◆ Supplied information:
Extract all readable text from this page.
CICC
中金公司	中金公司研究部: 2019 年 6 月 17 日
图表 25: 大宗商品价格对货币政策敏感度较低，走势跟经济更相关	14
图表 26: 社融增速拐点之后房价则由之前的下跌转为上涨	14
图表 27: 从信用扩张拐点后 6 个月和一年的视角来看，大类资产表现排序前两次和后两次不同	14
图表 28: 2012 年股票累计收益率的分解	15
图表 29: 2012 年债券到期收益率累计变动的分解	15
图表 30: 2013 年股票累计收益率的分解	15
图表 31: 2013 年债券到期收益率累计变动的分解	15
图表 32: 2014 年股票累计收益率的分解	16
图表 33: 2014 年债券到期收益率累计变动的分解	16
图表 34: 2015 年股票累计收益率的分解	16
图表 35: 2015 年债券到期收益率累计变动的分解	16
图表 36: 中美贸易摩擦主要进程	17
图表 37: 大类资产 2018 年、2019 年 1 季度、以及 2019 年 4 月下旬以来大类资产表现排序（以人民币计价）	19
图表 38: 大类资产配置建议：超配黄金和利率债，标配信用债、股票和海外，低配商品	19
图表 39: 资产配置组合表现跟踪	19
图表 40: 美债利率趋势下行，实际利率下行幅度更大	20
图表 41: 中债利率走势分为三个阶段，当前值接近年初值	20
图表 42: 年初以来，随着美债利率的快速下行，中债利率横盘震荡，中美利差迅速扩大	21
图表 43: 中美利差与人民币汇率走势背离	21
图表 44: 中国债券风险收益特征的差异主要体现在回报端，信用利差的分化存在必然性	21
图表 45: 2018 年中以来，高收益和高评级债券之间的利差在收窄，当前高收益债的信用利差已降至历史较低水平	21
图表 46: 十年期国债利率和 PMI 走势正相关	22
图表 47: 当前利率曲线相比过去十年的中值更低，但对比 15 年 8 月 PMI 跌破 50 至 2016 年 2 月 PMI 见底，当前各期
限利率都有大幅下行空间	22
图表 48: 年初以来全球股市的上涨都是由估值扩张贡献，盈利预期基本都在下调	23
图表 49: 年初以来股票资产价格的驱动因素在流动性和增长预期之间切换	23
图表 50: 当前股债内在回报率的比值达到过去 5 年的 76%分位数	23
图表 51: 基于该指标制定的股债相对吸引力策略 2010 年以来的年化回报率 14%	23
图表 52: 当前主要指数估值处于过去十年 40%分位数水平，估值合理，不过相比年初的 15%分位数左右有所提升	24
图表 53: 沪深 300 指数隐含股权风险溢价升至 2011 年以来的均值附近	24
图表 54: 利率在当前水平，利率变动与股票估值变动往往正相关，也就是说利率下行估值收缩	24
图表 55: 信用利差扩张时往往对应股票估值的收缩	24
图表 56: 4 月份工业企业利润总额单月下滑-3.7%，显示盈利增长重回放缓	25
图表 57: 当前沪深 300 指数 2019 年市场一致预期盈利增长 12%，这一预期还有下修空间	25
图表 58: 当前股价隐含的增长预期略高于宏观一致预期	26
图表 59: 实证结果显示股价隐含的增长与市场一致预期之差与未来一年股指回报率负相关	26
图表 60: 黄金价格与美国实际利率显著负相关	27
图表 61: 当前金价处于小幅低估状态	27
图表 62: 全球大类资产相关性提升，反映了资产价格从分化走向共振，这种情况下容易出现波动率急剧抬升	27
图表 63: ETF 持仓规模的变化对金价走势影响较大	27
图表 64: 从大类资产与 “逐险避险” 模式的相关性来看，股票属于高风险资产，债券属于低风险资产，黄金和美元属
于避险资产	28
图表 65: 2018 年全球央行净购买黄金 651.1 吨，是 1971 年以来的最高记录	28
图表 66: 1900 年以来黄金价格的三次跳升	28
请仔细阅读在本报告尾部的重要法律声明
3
...
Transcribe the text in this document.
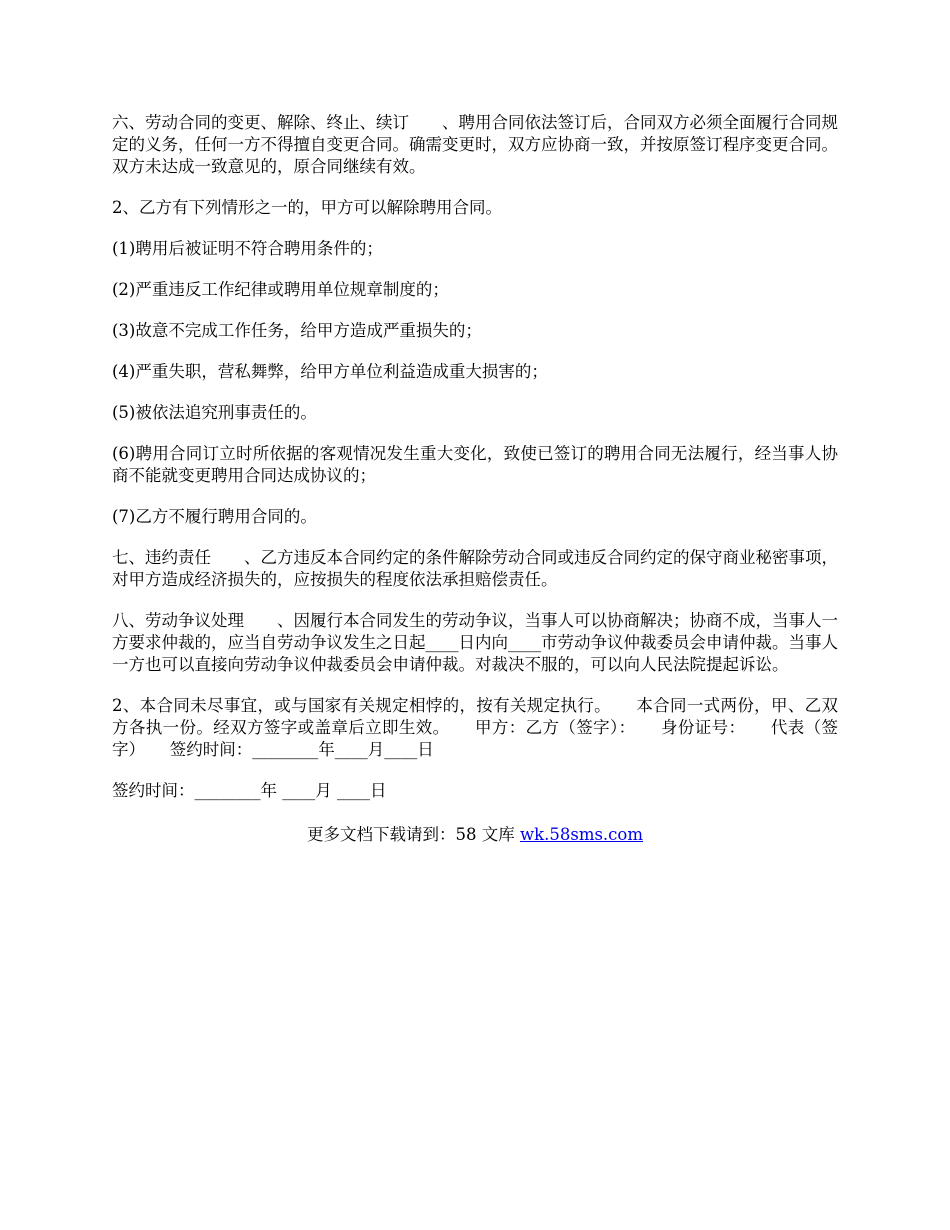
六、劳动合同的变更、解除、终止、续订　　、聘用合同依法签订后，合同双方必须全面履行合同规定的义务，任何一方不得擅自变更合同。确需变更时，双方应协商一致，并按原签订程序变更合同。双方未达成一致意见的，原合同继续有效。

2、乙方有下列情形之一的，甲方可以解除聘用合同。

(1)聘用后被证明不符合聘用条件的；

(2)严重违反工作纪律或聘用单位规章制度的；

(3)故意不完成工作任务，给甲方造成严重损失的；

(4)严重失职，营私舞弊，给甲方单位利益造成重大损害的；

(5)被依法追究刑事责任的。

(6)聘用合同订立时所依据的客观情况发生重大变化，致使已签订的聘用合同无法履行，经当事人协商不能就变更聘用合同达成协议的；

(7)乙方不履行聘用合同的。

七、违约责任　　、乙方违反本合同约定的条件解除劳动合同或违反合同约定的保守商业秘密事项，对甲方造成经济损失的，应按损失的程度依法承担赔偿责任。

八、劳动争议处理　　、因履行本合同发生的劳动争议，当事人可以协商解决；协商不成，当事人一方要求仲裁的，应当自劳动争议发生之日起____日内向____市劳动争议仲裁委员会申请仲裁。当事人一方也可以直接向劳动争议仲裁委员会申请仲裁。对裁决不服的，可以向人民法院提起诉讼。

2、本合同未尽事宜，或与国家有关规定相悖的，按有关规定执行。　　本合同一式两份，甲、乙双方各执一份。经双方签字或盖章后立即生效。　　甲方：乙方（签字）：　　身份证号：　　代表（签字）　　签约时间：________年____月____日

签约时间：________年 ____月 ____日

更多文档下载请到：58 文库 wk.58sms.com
* * *
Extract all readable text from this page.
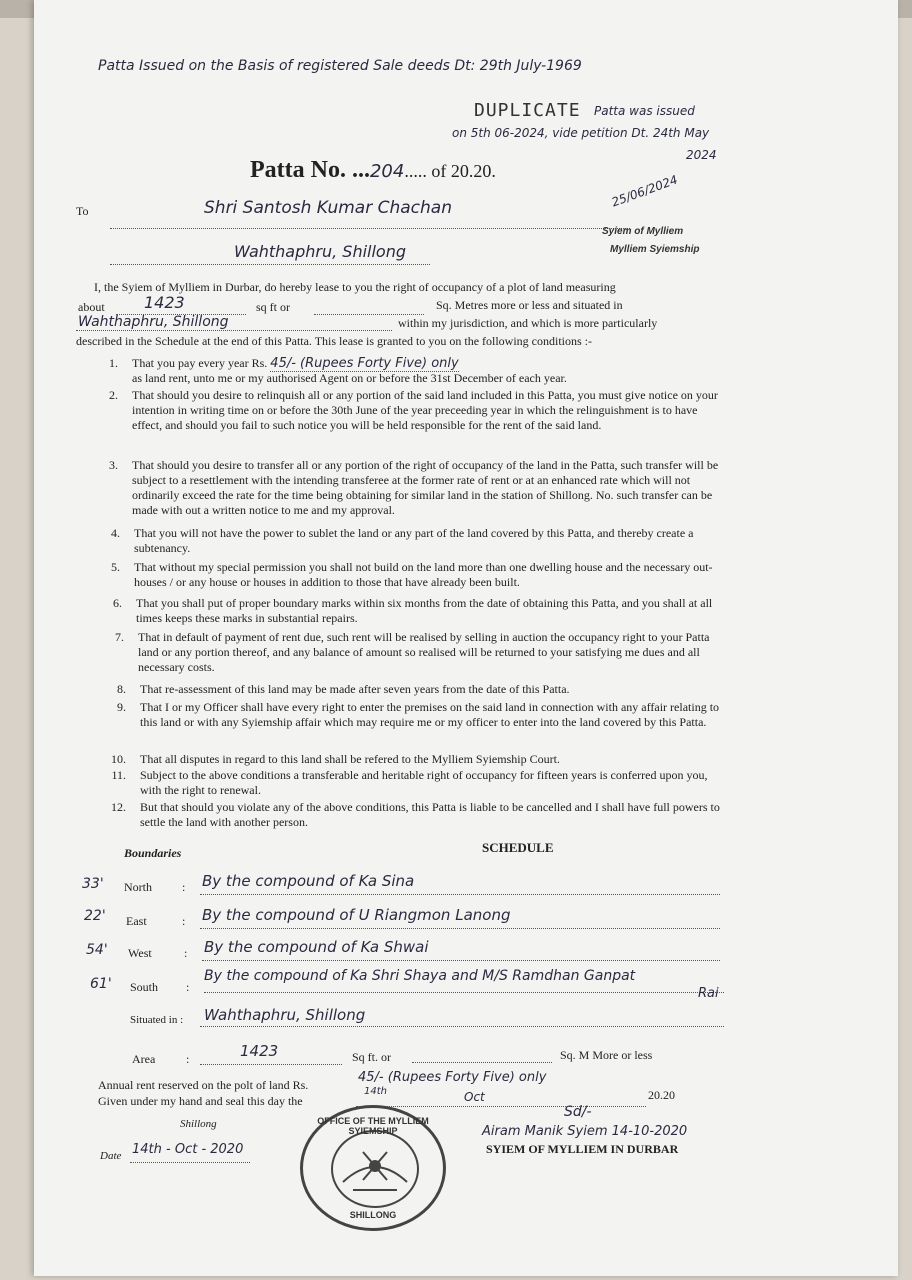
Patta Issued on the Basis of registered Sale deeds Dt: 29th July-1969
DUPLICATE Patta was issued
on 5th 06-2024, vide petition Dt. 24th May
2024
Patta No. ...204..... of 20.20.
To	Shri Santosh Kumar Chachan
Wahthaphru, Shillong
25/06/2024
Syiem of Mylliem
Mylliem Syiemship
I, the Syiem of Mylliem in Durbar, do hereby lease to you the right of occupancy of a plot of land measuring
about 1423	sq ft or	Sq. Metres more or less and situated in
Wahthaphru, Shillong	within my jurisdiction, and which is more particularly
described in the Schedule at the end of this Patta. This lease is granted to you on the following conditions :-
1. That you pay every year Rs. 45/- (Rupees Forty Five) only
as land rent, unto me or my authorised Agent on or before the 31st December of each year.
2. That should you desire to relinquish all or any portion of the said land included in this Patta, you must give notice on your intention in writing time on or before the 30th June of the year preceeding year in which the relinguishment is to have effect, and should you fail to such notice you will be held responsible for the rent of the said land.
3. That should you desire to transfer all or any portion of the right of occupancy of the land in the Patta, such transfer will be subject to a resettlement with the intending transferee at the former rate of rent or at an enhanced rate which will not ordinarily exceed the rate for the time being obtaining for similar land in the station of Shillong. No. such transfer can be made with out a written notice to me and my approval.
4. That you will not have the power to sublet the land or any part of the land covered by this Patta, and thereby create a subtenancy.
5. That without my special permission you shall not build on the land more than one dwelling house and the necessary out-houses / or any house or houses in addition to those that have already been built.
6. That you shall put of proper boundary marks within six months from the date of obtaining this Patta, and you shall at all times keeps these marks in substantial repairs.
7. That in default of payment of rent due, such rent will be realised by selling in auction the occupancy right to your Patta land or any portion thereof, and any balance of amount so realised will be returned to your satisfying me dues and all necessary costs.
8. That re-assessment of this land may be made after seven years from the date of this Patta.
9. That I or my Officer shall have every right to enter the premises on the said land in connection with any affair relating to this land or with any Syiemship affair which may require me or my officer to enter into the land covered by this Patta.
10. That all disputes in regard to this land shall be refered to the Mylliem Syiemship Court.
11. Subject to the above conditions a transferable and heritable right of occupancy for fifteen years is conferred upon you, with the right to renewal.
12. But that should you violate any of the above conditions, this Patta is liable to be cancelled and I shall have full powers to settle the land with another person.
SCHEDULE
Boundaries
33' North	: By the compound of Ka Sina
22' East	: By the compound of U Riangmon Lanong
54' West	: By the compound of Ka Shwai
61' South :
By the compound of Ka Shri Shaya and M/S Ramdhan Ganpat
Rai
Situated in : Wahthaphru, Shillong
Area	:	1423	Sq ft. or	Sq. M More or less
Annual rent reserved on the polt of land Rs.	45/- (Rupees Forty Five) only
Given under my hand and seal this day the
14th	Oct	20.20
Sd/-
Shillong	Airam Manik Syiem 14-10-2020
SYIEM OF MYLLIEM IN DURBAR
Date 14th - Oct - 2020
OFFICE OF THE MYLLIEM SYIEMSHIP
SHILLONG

◆ Goal:
The string "Forty" may appear in lines of the listing above; tally those lines and give the number only.

◆ Final result:
2